TASK GOAL
Write out each line that follows exactly as it stands, without the pictures.

Stored data
## start

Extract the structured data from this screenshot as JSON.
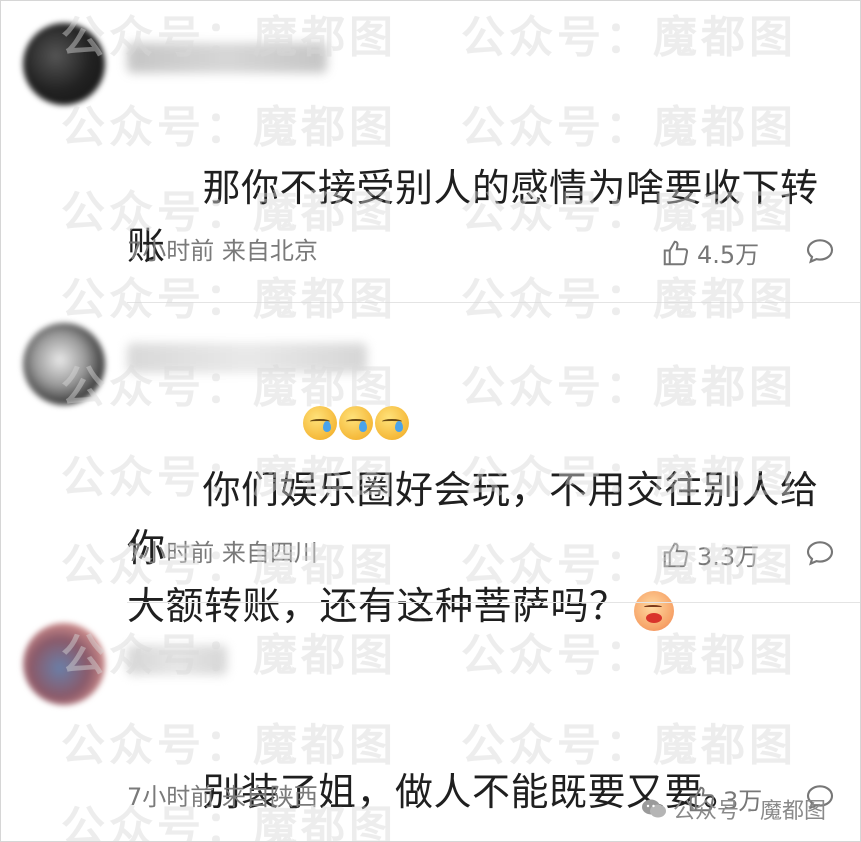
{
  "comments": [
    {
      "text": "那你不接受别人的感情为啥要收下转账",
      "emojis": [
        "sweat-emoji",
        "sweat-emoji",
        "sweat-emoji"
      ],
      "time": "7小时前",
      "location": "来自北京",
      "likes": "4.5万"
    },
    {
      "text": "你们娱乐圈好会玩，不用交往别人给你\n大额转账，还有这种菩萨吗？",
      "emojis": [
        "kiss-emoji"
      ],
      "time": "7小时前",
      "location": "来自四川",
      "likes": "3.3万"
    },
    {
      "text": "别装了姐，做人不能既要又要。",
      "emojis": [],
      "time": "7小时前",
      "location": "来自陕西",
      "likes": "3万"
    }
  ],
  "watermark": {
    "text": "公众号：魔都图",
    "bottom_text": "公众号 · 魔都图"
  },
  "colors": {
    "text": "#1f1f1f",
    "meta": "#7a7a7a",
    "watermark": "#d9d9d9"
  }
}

## end

ANSWER TO THIS EXERCISE
Extract the structured data from this screenshot as JSON.
{
  "comments": [
    {
      "text": "那你不接受别人的感情为啥要收下转账",
      "emojis": [
        "sweat-emoji",
        "sweat-emoji",
        "sweat-emoji"
      ],
      "time": "7小时前",
      "location": "来自北京",
      "likes": "4.5万"
    },
    {
      "text": "你们娱乐圈好会玩，不用交往别人给你\n大额转账，还有这种菩萨吗？",
      "emojis": [
        "kiss-emoji"
      ],
      "time": "7小时前",
      "location": "来自四川",
      "likes": "3.3万"
    },
    {
      "text": "别装了姐，做人不能既要又要。",
      "emojis": [],
      "time": "7小时前",
      "location": "来自陕西",
      "likes": "3万"
    }
  ],
  "watermark": {
    "text": "公众号：魔都图",
    "bottom_text": "公众号 · 魔都图"
  },
  "colors": {
    "text": "#1f1f1f",
    "meta": "#7a7a7a",
    "watermark": "#d9d9d9"
  }
}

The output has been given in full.